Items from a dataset
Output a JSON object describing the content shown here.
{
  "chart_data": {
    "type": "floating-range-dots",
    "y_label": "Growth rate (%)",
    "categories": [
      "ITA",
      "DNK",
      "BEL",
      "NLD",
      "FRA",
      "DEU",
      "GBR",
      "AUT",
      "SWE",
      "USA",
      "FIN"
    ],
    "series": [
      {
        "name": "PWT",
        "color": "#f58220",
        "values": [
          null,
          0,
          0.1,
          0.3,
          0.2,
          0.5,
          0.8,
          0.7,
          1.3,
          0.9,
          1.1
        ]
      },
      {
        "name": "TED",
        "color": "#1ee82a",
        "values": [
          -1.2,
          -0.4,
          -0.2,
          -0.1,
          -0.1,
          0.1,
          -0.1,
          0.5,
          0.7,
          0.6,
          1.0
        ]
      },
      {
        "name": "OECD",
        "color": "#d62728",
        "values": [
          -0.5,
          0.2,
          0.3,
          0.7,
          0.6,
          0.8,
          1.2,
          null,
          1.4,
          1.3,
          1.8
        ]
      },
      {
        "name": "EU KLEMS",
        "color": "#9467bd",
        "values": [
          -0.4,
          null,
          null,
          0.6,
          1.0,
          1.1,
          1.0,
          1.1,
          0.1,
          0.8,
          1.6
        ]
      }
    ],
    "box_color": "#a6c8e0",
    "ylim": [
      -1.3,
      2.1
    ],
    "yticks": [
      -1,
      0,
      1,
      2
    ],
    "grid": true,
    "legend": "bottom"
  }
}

● **TASK INSTRUCTIONS**
Report each line in the preceding entries that holds the string "name".

● **EXERCISE OUTPUT**
        "name": "PWT",
        "name": "TED",
        "name": "OECD",
        "name": "EU KLEMS",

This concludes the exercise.